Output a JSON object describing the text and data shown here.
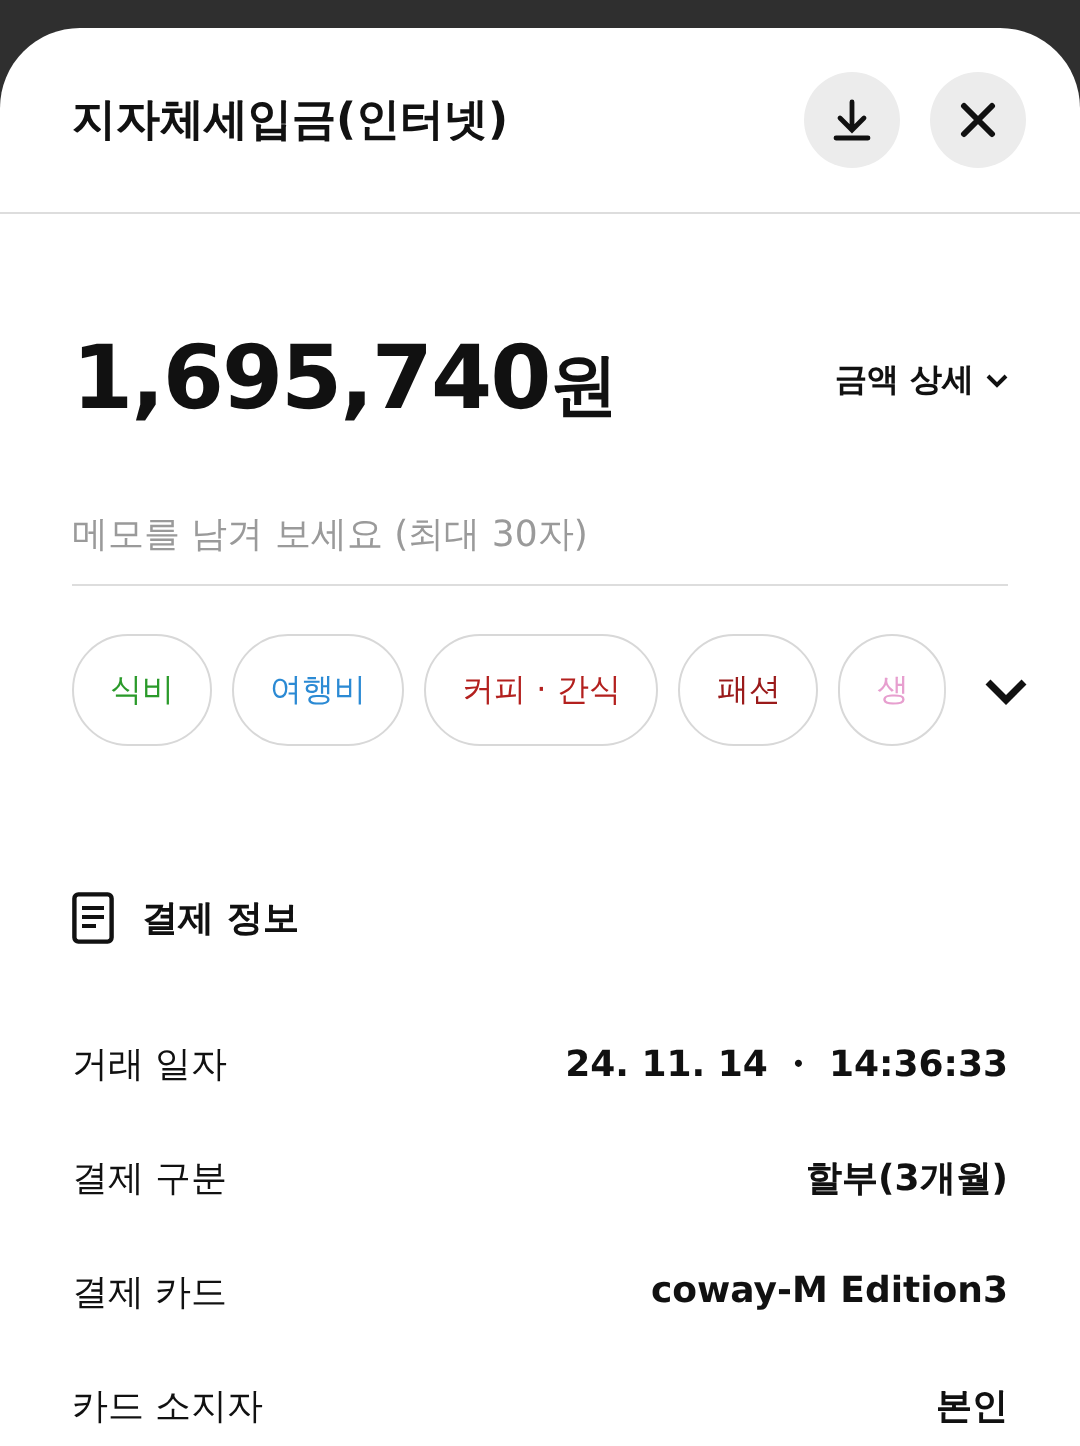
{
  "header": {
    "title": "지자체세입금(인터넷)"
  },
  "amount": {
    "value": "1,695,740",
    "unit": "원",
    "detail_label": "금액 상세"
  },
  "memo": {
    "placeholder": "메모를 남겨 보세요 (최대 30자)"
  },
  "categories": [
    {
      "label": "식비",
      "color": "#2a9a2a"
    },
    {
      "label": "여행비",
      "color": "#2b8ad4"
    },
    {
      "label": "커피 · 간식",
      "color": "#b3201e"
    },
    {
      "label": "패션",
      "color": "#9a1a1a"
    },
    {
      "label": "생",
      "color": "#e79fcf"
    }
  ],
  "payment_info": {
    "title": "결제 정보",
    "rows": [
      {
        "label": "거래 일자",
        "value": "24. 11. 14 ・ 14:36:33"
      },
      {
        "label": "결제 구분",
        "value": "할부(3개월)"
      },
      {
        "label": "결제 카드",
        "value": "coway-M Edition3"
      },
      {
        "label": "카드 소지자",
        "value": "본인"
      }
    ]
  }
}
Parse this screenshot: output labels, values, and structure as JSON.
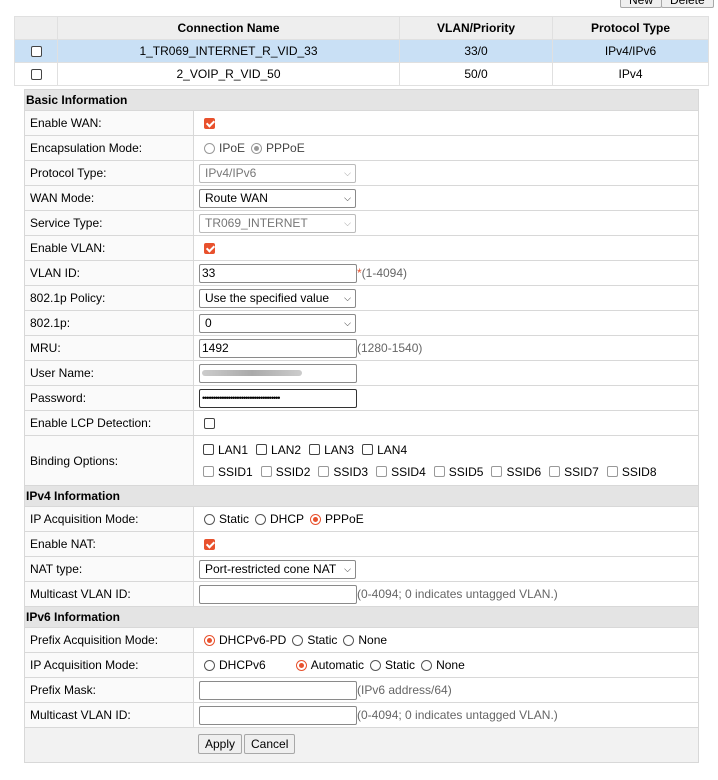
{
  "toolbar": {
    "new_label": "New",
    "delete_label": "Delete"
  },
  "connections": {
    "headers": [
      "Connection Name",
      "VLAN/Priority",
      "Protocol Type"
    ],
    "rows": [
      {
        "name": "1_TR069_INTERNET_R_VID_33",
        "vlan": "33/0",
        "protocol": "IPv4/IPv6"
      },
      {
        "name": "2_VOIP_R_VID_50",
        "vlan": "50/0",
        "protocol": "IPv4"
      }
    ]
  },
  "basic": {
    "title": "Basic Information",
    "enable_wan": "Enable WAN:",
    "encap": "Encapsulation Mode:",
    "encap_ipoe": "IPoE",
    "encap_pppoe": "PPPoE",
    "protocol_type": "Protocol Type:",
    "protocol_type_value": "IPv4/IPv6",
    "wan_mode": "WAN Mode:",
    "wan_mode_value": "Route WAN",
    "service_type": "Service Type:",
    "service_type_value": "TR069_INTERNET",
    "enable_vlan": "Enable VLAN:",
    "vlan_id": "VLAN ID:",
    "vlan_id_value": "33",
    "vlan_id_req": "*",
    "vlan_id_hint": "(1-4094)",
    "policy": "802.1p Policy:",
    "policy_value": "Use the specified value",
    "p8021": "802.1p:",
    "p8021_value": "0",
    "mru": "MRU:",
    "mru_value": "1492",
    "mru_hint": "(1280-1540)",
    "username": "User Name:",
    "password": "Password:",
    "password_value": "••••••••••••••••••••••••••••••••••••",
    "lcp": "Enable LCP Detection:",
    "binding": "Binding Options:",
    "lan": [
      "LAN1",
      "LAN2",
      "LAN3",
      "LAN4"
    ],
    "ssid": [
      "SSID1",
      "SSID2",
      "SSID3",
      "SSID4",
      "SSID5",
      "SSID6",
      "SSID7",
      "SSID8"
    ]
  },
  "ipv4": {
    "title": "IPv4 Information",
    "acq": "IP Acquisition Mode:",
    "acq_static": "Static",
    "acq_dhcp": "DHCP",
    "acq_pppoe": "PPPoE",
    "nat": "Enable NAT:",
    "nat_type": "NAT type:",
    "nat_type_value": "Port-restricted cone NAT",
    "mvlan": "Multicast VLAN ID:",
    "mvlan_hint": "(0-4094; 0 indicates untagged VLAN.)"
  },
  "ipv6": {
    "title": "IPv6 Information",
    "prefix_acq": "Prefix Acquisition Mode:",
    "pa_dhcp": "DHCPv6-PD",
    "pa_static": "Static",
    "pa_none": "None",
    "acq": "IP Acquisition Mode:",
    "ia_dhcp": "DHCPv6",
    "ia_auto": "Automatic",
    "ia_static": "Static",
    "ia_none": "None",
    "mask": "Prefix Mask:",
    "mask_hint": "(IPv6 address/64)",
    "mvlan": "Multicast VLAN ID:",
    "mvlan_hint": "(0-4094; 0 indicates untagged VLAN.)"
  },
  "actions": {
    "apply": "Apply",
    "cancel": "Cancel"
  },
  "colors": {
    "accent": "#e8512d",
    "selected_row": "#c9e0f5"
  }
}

......

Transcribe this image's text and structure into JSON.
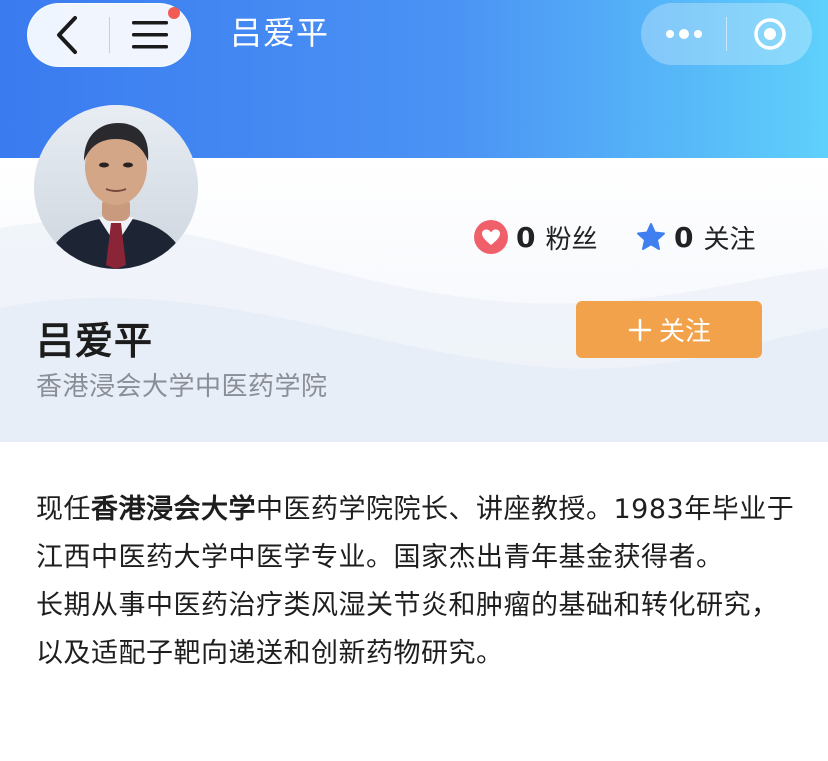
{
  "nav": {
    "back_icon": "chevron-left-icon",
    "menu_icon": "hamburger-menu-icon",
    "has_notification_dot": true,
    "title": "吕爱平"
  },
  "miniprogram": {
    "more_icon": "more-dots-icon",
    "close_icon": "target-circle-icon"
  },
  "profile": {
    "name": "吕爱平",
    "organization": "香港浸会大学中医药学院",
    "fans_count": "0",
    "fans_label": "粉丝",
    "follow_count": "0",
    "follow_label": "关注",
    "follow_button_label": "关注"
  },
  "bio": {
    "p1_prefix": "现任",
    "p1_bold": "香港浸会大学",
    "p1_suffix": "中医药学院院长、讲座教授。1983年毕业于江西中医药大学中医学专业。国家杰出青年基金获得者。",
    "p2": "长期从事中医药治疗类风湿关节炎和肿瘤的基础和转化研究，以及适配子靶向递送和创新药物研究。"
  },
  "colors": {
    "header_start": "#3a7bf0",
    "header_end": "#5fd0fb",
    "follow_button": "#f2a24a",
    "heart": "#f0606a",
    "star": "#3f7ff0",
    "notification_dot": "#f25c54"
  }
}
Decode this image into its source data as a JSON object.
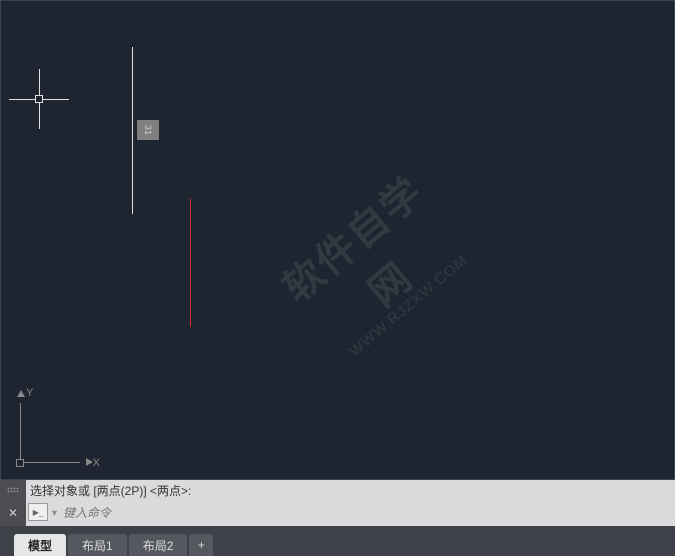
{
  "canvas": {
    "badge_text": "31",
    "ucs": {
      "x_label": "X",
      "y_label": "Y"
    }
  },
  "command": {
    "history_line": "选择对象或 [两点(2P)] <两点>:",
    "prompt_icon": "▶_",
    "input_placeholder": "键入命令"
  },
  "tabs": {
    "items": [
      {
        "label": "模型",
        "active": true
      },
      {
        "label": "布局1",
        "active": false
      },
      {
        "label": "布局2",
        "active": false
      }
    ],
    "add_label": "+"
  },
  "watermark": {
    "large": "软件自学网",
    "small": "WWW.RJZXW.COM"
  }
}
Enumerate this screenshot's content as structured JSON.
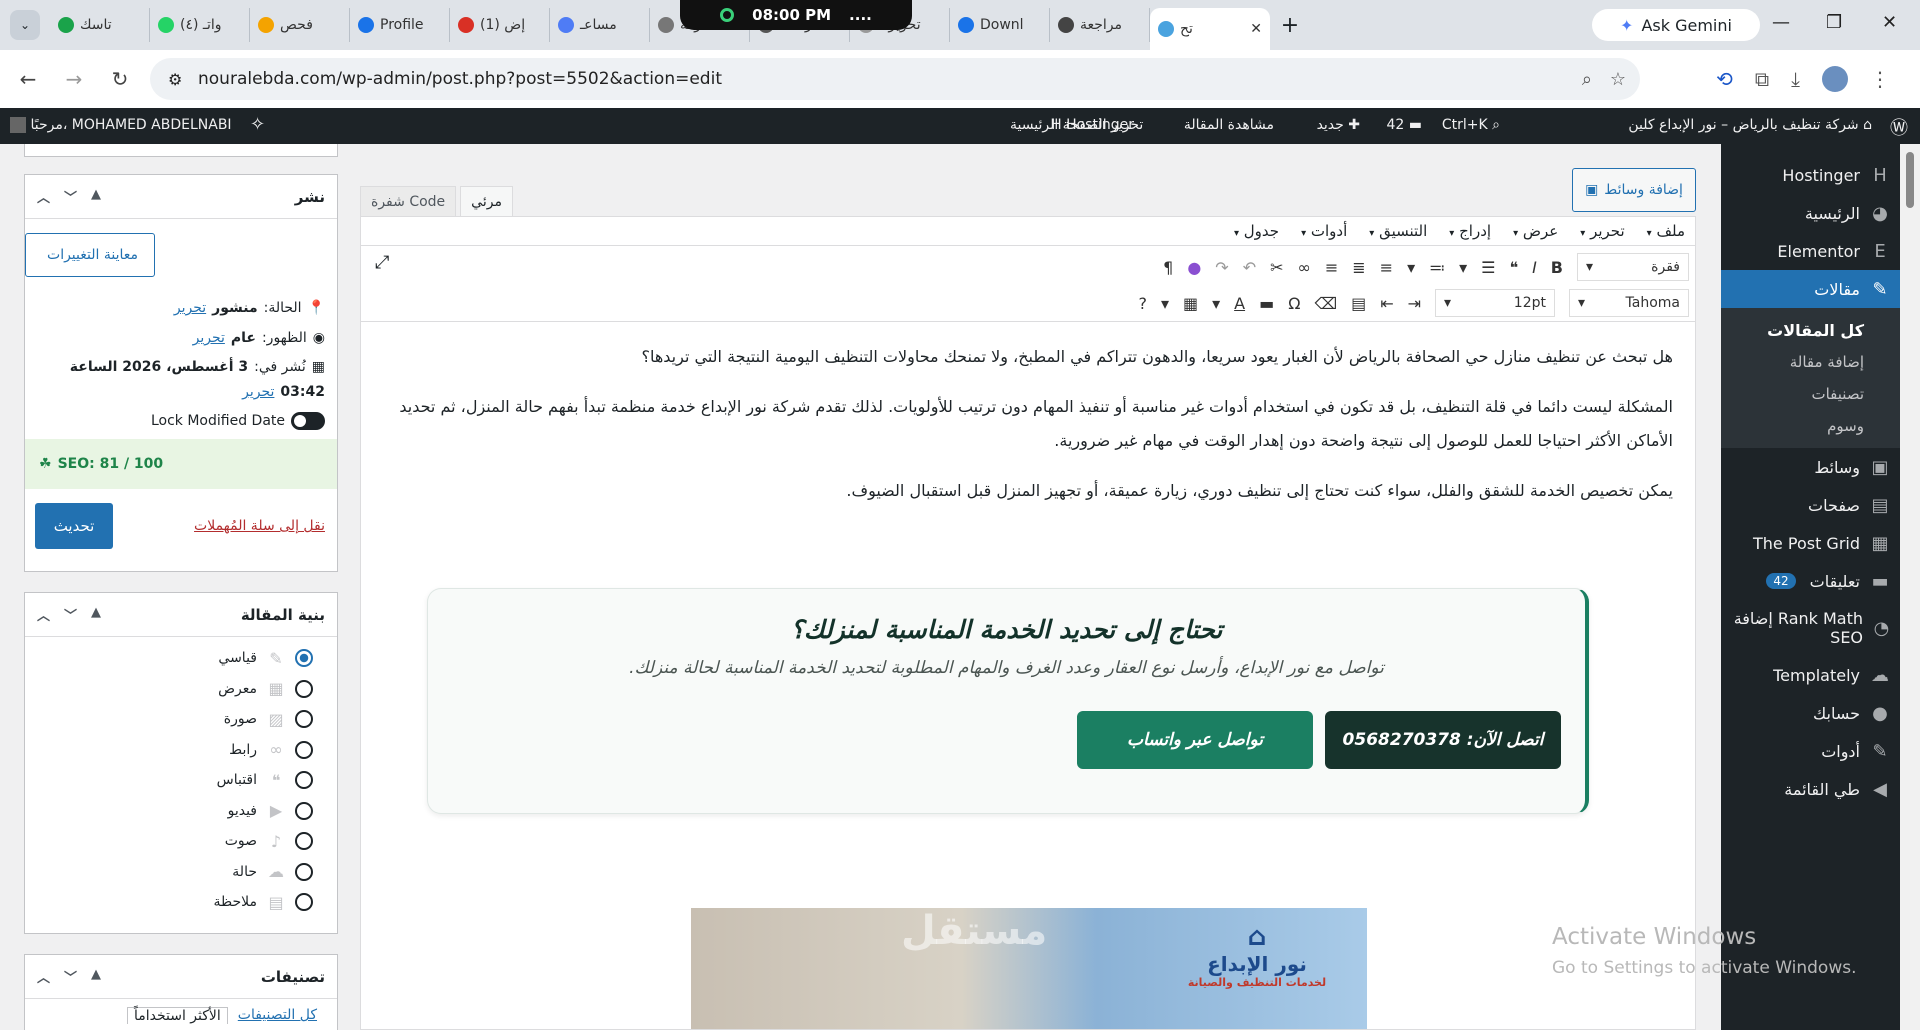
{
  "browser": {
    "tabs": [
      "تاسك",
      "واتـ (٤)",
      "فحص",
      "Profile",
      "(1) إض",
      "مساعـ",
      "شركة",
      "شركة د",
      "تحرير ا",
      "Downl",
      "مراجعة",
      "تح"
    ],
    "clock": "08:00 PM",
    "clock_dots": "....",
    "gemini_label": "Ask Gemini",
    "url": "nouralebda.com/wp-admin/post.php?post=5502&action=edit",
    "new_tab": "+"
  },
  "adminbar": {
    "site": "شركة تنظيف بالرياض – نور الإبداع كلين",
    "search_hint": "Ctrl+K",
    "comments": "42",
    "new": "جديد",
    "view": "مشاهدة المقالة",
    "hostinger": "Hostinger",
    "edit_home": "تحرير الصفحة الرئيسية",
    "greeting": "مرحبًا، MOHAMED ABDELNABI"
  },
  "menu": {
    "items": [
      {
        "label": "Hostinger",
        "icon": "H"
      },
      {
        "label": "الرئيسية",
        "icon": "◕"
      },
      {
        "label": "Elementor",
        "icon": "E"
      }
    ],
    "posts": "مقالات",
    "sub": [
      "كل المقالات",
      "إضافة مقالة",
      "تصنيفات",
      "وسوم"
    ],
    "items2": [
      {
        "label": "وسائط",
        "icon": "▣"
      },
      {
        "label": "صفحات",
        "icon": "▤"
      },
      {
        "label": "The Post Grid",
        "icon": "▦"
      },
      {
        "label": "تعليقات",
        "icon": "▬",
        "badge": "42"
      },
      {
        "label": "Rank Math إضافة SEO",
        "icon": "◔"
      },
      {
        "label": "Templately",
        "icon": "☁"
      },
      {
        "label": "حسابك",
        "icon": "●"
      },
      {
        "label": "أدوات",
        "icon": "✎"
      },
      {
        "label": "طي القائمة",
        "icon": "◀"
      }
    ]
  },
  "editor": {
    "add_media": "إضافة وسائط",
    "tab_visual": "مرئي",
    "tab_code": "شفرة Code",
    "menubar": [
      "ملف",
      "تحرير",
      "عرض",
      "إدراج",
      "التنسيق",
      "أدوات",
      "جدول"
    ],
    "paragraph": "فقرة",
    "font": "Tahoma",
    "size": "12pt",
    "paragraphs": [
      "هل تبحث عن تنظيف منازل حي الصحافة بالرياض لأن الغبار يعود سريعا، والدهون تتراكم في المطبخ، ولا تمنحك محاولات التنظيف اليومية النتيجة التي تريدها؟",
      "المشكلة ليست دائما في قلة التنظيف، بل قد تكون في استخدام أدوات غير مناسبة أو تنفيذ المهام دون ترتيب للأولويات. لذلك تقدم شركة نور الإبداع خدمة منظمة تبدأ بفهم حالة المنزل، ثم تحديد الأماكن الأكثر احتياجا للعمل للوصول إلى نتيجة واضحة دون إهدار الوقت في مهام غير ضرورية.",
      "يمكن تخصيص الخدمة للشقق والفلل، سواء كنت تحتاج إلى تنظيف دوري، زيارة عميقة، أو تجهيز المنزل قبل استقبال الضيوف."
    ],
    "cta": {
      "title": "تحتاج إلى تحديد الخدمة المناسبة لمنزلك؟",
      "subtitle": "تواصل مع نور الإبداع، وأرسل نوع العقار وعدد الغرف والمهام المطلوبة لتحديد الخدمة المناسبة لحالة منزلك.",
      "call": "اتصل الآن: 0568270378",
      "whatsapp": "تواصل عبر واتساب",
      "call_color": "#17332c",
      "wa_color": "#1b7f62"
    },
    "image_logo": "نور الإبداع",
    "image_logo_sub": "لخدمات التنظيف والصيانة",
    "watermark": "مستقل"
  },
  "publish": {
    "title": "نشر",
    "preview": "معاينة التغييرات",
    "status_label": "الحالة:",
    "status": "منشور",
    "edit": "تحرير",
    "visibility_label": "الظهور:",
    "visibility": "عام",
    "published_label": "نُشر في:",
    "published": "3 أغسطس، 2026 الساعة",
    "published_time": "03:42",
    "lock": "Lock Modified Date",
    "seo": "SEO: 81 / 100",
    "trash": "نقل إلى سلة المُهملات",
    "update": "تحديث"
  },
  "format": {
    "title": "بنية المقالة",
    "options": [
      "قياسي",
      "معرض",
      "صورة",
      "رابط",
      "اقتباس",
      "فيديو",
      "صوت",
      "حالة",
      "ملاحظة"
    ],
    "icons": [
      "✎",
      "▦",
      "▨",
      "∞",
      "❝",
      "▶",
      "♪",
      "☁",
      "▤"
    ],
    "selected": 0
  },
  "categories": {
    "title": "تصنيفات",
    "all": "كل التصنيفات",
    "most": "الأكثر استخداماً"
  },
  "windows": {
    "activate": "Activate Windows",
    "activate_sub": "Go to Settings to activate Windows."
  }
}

......

* _Your goal_
Show the lines from the data above that contain the string "شركة".

* _Completed exercise_
      "شركة",
      "شركة د",
    "site": "شركة تنظيف بالرياض – نور الإبداع كلين",
      "المشكلة ليست دائما في قلة التنظيف، بل قد تكون في استخدام أدوات غير مناسبة أو تنفيذ المهام دون ترتيب للأولويات. لذلك تقدم شركة نور الإبداع خدمة منظمة تبدأ بفهم حالة المنزل، ثم تحديد الأماكن الأكثر احتياجا للعمل للوصول إلى نتيجة واضحة دون إهدار الوقت في مهام غير ضرورية.",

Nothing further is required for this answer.